_GIVEN INSTRUCTION_
Where a line of the material contains the string "STORM", copy that line.

_PROVIDED DATA_
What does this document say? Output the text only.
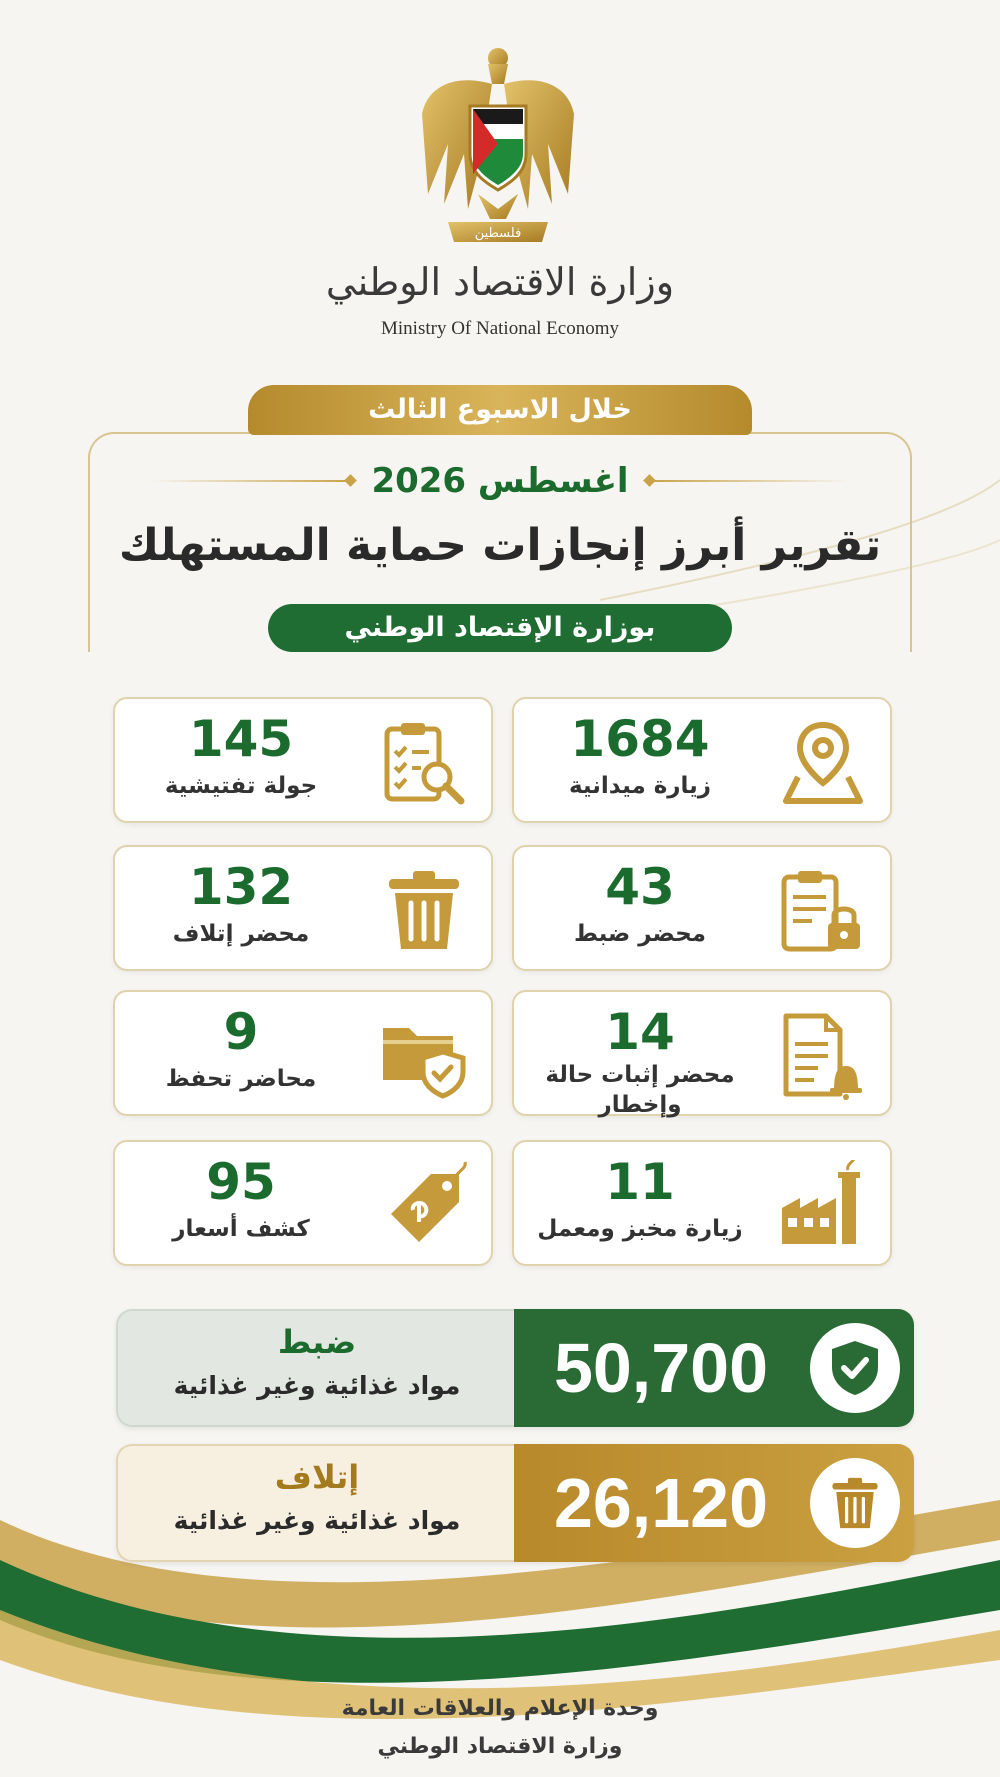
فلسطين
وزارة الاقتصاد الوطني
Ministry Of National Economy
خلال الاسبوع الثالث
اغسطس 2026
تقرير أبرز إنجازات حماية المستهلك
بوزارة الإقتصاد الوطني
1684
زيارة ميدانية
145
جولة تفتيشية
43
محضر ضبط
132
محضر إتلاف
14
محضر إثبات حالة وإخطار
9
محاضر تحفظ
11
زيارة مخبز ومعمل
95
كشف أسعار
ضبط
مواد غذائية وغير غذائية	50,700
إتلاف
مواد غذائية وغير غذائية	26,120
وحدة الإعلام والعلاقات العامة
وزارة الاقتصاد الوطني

...

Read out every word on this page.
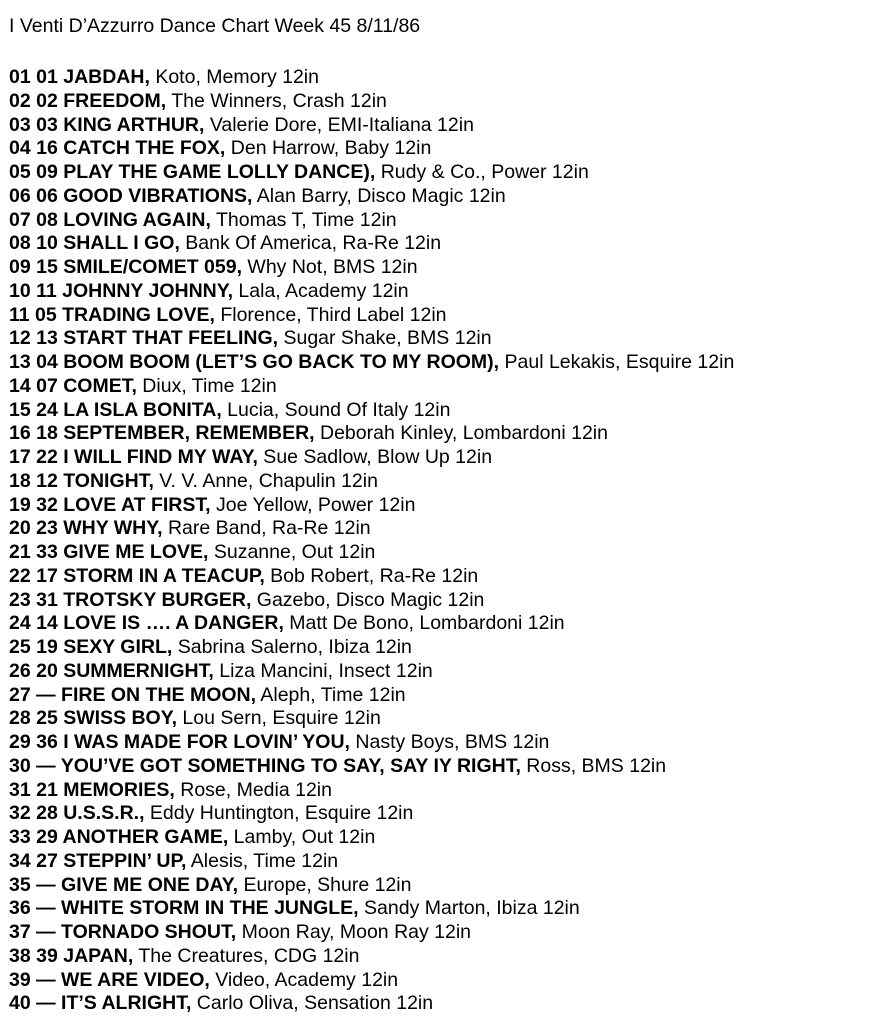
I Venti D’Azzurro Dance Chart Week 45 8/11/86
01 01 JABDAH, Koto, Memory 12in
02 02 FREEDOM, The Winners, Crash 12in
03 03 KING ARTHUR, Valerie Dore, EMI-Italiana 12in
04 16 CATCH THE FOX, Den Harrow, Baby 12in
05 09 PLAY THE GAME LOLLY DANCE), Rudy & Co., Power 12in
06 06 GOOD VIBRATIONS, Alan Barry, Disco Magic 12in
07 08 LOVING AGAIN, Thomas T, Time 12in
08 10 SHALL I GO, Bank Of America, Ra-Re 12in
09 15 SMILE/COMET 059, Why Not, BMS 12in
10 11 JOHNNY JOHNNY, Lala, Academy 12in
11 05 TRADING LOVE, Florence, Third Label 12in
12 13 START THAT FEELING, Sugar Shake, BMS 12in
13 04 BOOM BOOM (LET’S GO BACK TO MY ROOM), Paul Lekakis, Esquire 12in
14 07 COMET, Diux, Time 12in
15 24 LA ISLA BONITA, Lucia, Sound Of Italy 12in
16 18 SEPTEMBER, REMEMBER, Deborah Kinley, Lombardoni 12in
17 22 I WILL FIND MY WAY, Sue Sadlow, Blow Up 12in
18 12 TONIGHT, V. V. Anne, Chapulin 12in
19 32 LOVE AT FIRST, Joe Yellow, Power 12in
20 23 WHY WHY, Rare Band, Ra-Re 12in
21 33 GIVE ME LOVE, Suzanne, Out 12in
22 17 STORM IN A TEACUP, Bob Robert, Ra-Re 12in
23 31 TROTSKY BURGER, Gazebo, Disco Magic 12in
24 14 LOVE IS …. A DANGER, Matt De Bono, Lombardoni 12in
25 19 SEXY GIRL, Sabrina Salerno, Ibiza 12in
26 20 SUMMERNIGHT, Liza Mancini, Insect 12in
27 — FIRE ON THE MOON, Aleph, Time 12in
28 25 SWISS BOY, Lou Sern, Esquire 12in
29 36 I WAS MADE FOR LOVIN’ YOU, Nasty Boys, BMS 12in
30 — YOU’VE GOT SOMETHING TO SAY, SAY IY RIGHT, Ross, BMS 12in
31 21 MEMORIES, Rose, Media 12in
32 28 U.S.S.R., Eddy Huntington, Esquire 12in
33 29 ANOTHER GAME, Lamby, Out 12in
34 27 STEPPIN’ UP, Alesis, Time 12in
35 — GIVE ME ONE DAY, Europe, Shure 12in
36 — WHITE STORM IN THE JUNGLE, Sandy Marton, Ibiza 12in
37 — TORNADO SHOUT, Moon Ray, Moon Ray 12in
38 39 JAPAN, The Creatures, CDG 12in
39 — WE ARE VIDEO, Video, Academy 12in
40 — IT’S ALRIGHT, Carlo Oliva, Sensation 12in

_RESPONSE BELOW_
22 17 STORM IN A TEACUP, Bob Robert, Ra-Re 12in
36 — WHITE STORM IN THE JUNGLE, Sandy Marton, Ibiza 12in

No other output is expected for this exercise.